**Data entries**.

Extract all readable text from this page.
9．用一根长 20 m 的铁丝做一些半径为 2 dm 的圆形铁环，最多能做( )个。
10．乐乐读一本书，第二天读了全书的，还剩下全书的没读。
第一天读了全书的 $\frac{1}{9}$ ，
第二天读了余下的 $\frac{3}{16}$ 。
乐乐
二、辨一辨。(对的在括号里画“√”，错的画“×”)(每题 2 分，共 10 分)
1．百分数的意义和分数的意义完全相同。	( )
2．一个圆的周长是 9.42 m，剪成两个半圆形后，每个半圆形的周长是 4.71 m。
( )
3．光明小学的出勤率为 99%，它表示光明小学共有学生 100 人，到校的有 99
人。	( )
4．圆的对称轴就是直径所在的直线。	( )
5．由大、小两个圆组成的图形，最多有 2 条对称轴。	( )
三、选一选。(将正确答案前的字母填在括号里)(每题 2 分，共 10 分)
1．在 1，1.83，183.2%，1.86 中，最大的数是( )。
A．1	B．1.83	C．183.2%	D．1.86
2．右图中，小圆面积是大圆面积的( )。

**Exercise aim**. Please reproduce each record precisely as written.

**Written reply**.
Extract all readable text from this page.
9．用一根长 20 m 的铁丝做一些半径为 2 dm 的圆形铁环，最多能做( )个。
10．乐乐读一本书，第二天读了全书的，还剩下全书的没读。
第一天读了全书的 $\frac{1}{9}$ ，
第二天读了余下的 $\frac{3}{16}$ 。
乐乐
二、辨一辨。(对的在括号里画“√”，错的画“×”)(每题 2 分，共 10 分)
1．百分数的意义和分数的意义完全相同。	( )
2．一个圆的周长是 9.42 m，剪成两个半圆形后，每个半圆形的周长是 4.71 m。
( )
3．光明小学的出勤率为 99%，它表示光明小学共有学生 100 人，到校的有 99
人。	( )
4．圆的对称轴就是直径所在的直线。	( )
5．由大、小两个圆组成的图形，最多有 2 条对称轴。	( )
三、选一选。(将正确答案前的字母填在括号里)(每题 2 分，共 10 分)
1．在 1，1.83，183.2%，1.86 中，最大的数是( )。
A．1	B．1.83	C．183.2%	D．1.86
2．右图中，小圆面积是大圆面积的( )。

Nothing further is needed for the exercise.